::: Records shown

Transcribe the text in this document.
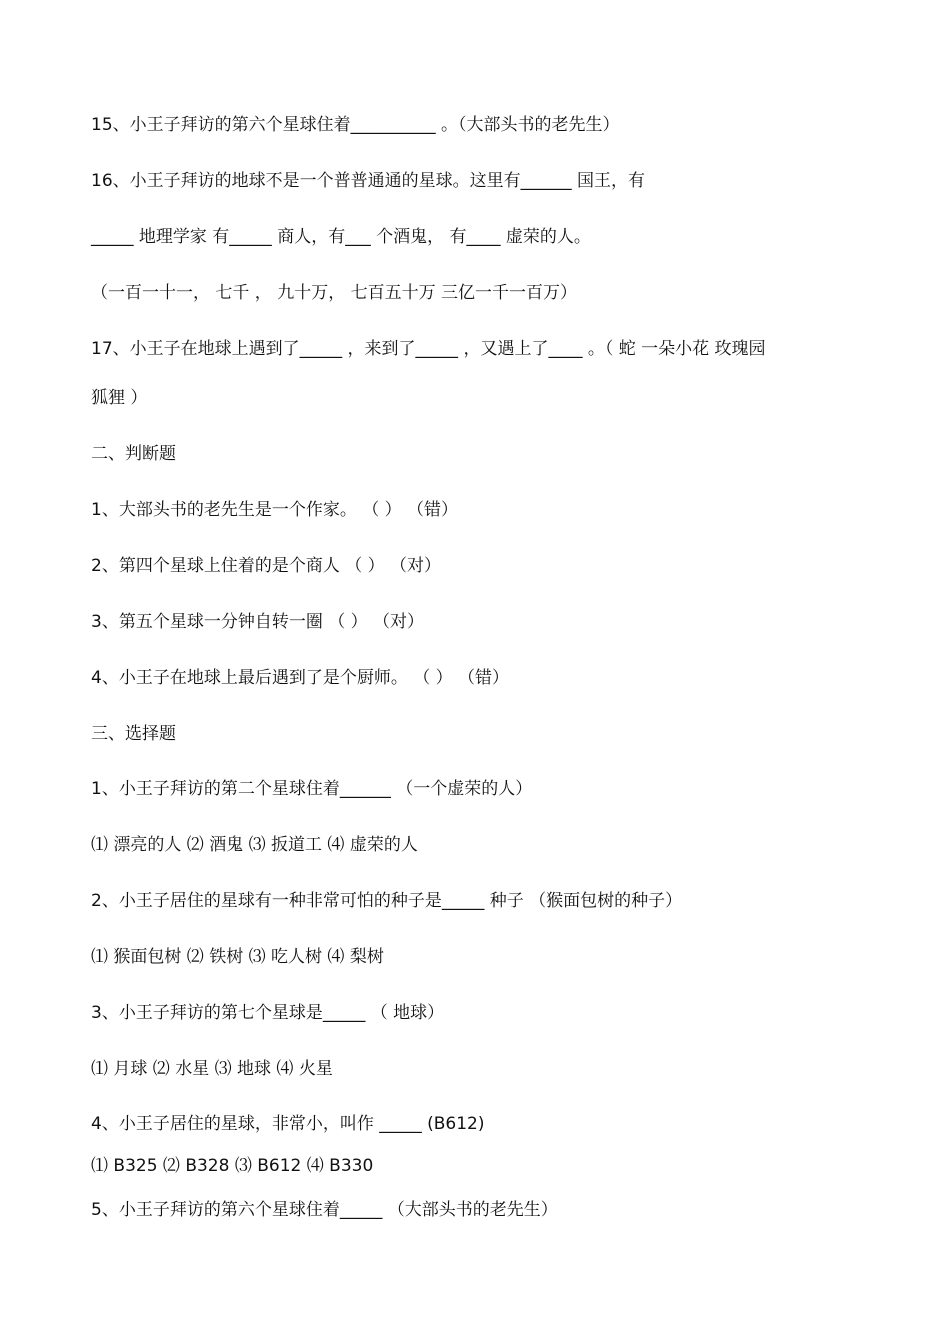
15、小王子拜访的第六个星球住着__________ 。（大部头书的老先生）
16、小王子拜访的地球不是一个普普通通的星球。这里有______ 国王，有
_____ 地理学家 有_____ 商人，有___ 个酒鬼， 有____ 虚荣的人。
（一百一十一， 七千 ， 九十万， 七百五十万 三亿一千一百万）
17、小王子在地球上遇到了_____ ，来到了_____ ，又遇上了____ 。（ 蛇 一朵小花 玫瑰园
狐狸 ）
二、判断题
1、大部头书的老先生是一个作家。 （ ） （错）
2、第四个星球上住着的是个商人 （ ） （对）
3、第五个星球一分钟自转一圈 （ ） （对）
4、小王子在地球上最后遇到了是个厨师。 （ ） （错）
三、选择题
1、小王子拜访的第二个星球住着______ （一个虚荣的人）
⑴ 漂亮的人 ⑵ 酒鬼 ⑶ 扳道工 ⑷ 虚荣的人
2、小王子居住的星球有一种非常可怕的种子是_____ 种子 （猴面包树的种子）
⑴ 猴面包树 ⑵ 铁树 ⑶ 吃人树 ⑷ 梨树
3、小王子拜访的第七个星球是_____ （ 地球）
⑴ 月球 ⑵ 水星 ⑶ 地球 ⑷ 火星
4、小王子居住的星球，非常小，叫作 _____ (B612)
⑴ B325 ⑵ B328 ⑶ B612 ⑷ B330
5、小王子拜访的第六个星球住着_____ （大部头书的老先生）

::::::

**Directions for this task**
Reproduce the material above in full and without alteration, but skip all pictures.

**Response to this task**
Transcribe the text in this document.
15、小王子拜访的第六个星球住着__________ 。（大部头书的老先生）
16、小王子拜访的地球不是一个普普通通的星球。这里有______ 国王，有
_____ 地理学家 有_____ 商人，有___ 个酒鬼， 有____ 虚荣的人。
（一百一十一， 七千 ， 九十万， 七百五十万 三亿一千一百万）
17、小王子在地球上遇到了_____ ，来到了_____ ，又遇上了____ 。（ 蛇 一朵小花 玫瑰园
狐狸 ）
二、判断题
1、大部头书的老先生是一个作家。 （ ） （错）
2、第四个星球上住着的是个商人 （ ） （对）
3、第五个星球一分钟自转一圈 （ ） （对）
4、小王子在地球上最后遇到了是个厨师。 （ ） （错）
三、选择题
1、小王子拜访的第二个星球住着______ （一个虚荣的人）
⑴ 漂亮的人 ⑵ 酒鬼 ⑶ 扳道工 ⑷ 虚荣的人
2、小王子居住的星球有一种非常可怕的种子是_____ 种子 （猴面包树的种子）
⑴ 猴面包树 ⑵ 铁树 ⑶ 吃人树 ⑷ 梨树
3、小王子拜访的第七个星球是_____ （ 地球）
⑴ 月球 ⑵ 水星 ⑶ 地球 ⑷ 火星
4、小王子居住的星球，非常小，叫作 _____ (B612)
⑴ B325 ⑵ B328 ⑶ B612 ⑷ B330
5、小王子拜访的第六个星球住着_____ （大部头书的老先生）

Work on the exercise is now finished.